● **Given task**
Copy all of the records below verbatim.

● **Data to use**
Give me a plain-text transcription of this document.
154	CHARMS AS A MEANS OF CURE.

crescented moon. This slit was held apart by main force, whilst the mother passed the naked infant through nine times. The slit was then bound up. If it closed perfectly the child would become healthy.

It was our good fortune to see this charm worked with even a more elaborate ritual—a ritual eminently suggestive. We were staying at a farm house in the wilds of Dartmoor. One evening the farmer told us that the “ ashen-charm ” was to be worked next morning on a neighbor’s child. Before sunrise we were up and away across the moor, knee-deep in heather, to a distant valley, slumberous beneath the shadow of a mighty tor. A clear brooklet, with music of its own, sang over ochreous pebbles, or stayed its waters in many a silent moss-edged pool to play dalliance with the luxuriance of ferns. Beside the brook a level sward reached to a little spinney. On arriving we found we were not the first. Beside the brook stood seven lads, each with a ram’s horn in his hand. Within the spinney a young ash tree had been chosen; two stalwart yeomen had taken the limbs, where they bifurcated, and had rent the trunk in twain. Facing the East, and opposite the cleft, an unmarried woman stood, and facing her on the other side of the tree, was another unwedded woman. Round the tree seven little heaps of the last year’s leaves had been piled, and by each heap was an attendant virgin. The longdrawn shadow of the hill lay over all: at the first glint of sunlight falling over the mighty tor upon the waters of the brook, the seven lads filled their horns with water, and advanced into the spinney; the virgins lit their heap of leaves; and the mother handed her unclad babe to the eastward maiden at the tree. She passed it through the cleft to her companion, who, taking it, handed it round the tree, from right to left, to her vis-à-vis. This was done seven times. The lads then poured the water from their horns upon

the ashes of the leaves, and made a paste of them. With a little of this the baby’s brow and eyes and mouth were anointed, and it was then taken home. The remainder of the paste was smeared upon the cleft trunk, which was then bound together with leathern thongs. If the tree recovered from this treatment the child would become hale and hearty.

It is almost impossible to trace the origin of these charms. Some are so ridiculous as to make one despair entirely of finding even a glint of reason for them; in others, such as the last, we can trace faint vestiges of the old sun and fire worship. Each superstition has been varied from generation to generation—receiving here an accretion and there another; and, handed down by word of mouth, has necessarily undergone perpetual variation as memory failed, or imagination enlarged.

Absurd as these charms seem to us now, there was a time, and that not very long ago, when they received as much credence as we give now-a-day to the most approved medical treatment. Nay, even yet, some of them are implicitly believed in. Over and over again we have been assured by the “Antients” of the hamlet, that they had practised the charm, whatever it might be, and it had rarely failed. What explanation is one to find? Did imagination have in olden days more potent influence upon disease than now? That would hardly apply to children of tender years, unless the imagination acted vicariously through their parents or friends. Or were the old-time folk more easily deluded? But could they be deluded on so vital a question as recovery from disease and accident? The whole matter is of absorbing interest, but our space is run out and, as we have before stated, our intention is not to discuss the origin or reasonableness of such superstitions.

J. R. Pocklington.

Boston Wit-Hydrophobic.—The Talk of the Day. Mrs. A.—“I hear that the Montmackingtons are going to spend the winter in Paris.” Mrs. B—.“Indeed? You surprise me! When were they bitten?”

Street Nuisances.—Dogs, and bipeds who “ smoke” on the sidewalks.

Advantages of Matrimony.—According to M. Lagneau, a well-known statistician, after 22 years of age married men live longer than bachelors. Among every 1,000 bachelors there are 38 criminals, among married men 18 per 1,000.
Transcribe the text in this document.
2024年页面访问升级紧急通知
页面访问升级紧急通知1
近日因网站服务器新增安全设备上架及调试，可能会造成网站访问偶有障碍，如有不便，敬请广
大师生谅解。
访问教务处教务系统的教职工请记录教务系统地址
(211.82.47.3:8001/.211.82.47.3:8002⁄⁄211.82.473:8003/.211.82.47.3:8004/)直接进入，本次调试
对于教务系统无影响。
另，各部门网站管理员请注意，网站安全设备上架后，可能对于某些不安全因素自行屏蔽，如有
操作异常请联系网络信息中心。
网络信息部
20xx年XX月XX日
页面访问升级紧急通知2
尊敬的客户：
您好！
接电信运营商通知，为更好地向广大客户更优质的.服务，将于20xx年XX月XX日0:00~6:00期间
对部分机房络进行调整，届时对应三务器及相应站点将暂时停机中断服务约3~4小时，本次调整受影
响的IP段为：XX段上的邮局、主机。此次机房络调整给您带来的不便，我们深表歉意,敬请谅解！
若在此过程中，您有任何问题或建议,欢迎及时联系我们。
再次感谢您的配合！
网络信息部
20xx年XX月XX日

● **Output for this exercise**
Give me a plain-text transcription of this document.
154	CHARMS AS A MEANS OF CURE.

crescented moon. This slit was held apart by main force, whilst the mother passed the naked infant through nine times. The slit was then bound up. If it closed perfectly the child would become healthy.

It was our good fortune to see this charm worked with even a more elaborate ritual—a ritual eminently suggestive. We were staying at a farm house in the wilds of Dartmoor. One evening the farmer told us that the “ ashen-charm ” was to be worked next morning on a neighbor’s child. Before sunrise we were up and away across the moor, knee-deep in heather, to a distant valley, slumberous beneath the shadow of a mighty tor. A clear brooklet, with music of its own, sang over ochreous pebbles, or stayed its waters in many a silent moss-edged pool to play dalliance with the luxuriance of ferns. Beside the brook a level sward reached to a little spinney. On arriving we found we were not the first. Beside the brook stood seven lads, each with a ram’s horn in his hand. Within the spinney a young ash tree had been chosen; two stalwart yeomen had taken the limbs, where they bifurcated, and had rent the trunk in twain. Facing the East, and opposite the cleft, an unmarried woman stood, and facing her on the other side of the tree, was another unwedded woman. Round the tree seven little heaps of the last year’s leaves had been piled, and by each heap was an attendant virgin. The longdrawn shadow of the hill lay over all: at the first glint of sunlight falling over the mighty tor upon the waters of the brook, the seven lads filled their horns with water, and advanced into the spinney; the virgins lit their heap of leaves; and the mother handed her unclad babe to the eastward maiden at the tree. She passed it through the cleft to her companion, who, taking it, handed it round the tree, from right to left, to her vis-à-vis. This was done seven times. The lads then poured the water from their horns upon

the ashes of the leaves, and made a paste of them. With a little of this the baby’s brow and eyes and mouth were anointed, and it was then taken home. The remainder of the paste was smeared upon the cleft trunk, which was then bound together with leathern thongs. If the tree recovered from this treatment the child would become hale and hearty.

It is almost impossible to trace the origin of these charms. Some are so ridiculous as to make one despair entirely of finding even a glint of reason for them; in others, such as the last, we can trace faint vestiges of the old sun and fire worship. Each superstition has been varied from generation to generation—receiving here an accretion and there another; and, handed down by word of mouth, has necessarily undergone perpetual variation as memory failed, or imagination enlarged.

Absurd as these charms seem to us now, there was a time, and that not very long ago, when they received as much credence as we give now-a-day to the most approved medical treatment. Nay, even yet, some of them are implicitly believed in. Over and over again we have been assured by the “Antients” of the hamlet, that they had practised the charm, whatever it might be, and it had rarely failed. What explanation is one to find? Did imagination have in olden days more potent influence upon disease than now? That would hardly apply to children of tender years, unless the imagination acted vicariously through their parents or friends. Or were the old-time folk more easily deluded? But could they be deluded on so vital a question as recovery from disease and accident? The whole matter is of absorbing interest, but our space is run out and, as we have before stated, our intention is not to discuss the origin or reasonableness of such superstitions.

J. R. Pocklington.

Boston Wit-Hydrophobic.—The Talk of the Day. Mrs. A.—“I hear that the Montmackingtons are going to spend the winter in Paris.” Mrs. B—.“Indeed? You surprise me! When were they bitten?”

Street Nuisances.—Dogs, and bipeds who “ smoke” on the sidewalks.

Advantages of Matrimony.—According to M. Lagneau, a well-known statistician, after 22 years of age married men live longer than bachelors. Among every 1,000 bachelors there are 38 criminals, among married men 18 per 1,000.
Transcribe the text in this document.
2024年页面访问升级紧急通知
页面访问升级紧急通知1
近日因网站服务器新增安全设备上架及调试，可能会造成网站访问偶有障碍，如有不便，敬请广
大师生谅解。
访问教务处教务系统的教职工请记录教务系统地址
(211.82.47.3:8001/.211.82.47.3:8002⁄⁄211.82.473:8003/.211.82.47.3:8004/)直接进入，本次调试
对于教务系统无影响。
另，各部门网站管理员请注意，网站安全设备上架后，可能对于某些不安全因素自行屏蔽，如有
操作异常请联系网络信息中心。
网络信息部
20xx年XX月XX日
页面访问升级紧急通知2
尊敬的客户：
您好！
接电信运营商通知，为更好地向广大客户更优质的.服务，将于20xx年XX月XX日0:00~6:00期间
对部分机房络进行调整，届时对应三务器及相应站点将暂时停机中断服务约3~4小时，本次调整受影
响的IP段为：XX段上的邮局、主机。此次机房络调整给您带来的不便，我们深表歉意,敬请谅解！
若在此过程中，您有任何问题或建议,欢迎及时联系我们。
再次感谢您的配合！
网络信息部
20xx年XX月XX日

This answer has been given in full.